[START]
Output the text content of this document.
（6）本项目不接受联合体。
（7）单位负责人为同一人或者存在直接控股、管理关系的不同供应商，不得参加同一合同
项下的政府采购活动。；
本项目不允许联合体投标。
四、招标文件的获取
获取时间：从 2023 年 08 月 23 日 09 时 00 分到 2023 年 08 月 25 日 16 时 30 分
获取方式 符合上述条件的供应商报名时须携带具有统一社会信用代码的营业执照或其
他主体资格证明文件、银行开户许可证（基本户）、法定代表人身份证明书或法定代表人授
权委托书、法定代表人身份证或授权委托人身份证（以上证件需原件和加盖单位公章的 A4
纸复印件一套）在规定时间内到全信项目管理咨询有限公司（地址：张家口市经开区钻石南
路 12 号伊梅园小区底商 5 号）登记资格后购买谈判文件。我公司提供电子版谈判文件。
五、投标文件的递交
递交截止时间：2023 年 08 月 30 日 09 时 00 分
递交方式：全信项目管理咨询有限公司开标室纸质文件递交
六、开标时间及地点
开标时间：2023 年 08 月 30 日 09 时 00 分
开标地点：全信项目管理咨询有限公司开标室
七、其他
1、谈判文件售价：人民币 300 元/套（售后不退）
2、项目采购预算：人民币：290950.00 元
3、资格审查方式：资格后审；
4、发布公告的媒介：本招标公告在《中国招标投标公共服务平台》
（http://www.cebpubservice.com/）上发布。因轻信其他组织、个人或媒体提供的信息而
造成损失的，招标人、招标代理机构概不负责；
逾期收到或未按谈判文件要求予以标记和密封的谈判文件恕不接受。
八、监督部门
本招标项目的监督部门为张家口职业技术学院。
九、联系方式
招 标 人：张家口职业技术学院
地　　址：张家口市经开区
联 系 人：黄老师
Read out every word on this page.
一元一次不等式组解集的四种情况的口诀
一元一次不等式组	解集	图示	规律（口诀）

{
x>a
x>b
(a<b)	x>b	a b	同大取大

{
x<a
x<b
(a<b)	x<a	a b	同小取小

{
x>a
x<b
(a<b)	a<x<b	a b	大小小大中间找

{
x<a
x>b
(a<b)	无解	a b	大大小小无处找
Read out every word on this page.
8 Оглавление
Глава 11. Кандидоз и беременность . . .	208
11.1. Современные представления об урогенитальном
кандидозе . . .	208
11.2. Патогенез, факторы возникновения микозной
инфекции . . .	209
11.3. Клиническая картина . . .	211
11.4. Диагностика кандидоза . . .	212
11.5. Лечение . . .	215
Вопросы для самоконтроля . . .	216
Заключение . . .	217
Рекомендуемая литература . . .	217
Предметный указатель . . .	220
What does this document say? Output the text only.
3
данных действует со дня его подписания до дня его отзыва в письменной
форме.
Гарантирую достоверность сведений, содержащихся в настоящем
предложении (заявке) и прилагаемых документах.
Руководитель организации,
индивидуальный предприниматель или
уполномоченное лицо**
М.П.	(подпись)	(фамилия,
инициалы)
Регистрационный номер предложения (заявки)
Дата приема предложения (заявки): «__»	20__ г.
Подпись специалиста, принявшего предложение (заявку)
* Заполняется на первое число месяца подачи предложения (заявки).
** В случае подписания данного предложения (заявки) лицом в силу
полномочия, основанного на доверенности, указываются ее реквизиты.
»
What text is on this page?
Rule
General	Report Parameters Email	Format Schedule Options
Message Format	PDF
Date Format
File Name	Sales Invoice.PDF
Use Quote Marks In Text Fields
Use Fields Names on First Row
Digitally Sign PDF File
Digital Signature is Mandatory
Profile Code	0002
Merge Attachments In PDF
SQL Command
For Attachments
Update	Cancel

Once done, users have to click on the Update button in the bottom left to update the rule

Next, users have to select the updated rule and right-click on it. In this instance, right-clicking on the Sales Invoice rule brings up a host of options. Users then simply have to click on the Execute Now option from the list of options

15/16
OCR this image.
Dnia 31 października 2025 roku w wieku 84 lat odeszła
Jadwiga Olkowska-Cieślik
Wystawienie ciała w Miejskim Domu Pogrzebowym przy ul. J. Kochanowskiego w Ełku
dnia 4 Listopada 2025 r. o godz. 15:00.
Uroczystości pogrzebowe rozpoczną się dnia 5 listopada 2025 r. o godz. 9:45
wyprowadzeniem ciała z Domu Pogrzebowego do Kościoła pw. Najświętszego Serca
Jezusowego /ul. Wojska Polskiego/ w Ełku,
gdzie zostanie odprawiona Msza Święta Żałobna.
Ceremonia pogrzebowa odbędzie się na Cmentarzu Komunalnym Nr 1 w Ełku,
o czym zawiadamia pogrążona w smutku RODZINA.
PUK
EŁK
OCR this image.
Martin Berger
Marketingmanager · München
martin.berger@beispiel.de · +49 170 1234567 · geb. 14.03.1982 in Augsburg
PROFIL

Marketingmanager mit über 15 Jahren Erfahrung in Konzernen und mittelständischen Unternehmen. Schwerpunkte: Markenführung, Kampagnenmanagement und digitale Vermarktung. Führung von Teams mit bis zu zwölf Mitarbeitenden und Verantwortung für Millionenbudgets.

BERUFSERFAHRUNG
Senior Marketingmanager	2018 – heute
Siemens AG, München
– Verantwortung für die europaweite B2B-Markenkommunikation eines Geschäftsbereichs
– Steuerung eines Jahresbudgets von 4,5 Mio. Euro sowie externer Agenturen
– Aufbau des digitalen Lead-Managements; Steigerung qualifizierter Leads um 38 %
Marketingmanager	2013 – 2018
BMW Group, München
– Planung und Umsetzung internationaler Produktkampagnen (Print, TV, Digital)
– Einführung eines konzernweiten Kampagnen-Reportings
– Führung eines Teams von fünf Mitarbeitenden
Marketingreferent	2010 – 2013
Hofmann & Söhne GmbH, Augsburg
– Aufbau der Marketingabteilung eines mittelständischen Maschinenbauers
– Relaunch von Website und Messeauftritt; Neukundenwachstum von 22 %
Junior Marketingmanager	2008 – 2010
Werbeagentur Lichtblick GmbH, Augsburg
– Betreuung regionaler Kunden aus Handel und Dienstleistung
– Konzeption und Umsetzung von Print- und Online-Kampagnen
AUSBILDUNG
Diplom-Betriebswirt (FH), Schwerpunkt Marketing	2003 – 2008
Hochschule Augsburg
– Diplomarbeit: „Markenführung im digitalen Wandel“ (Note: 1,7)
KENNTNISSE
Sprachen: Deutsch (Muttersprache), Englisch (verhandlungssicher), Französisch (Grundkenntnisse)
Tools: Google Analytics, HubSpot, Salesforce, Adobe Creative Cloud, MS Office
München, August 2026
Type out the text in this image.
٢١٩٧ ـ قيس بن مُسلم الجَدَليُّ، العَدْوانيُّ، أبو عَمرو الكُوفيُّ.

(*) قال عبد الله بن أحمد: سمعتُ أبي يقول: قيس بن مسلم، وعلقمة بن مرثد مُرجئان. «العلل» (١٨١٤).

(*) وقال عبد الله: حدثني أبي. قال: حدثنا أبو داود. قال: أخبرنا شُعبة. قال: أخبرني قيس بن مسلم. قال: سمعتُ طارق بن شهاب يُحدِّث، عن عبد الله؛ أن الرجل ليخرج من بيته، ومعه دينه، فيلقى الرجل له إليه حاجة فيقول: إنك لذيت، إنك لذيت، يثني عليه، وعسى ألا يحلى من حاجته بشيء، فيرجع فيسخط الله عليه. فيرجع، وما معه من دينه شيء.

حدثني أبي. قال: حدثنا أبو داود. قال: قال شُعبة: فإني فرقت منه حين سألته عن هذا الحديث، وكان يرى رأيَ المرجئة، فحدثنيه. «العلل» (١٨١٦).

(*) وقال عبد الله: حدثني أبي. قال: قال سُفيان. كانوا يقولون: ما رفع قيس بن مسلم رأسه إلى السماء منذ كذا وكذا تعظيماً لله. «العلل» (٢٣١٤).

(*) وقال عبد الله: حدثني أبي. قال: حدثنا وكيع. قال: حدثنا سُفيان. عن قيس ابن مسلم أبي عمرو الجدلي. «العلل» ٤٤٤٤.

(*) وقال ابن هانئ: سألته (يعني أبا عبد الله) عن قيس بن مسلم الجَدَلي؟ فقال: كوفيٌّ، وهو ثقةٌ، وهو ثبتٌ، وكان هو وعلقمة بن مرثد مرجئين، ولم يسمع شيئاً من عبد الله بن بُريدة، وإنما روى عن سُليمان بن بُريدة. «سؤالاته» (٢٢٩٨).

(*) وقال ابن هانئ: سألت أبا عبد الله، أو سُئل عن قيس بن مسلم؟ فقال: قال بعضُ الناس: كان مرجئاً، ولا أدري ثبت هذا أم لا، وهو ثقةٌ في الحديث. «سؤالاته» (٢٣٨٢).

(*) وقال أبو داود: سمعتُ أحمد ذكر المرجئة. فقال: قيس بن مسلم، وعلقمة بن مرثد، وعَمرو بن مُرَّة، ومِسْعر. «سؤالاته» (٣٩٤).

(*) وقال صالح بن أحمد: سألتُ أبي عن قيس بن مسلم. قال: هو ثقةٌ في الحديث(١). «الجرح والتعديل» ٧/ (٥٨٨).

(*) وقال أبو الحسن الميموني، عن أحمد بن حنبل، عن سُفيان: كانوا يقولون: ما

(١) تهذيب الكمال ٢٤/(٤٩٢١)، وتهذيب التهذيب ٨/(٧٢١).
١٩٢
[END]
Where a line in the entries holds "digitalen", copy that line.

– Aufbau des digitalen Lead-Managements; Steigerung qualifizierter Leads um 38 %
– Diplomarbeit: „Markenführung im digitalen Wandel“ (Note: 1,7)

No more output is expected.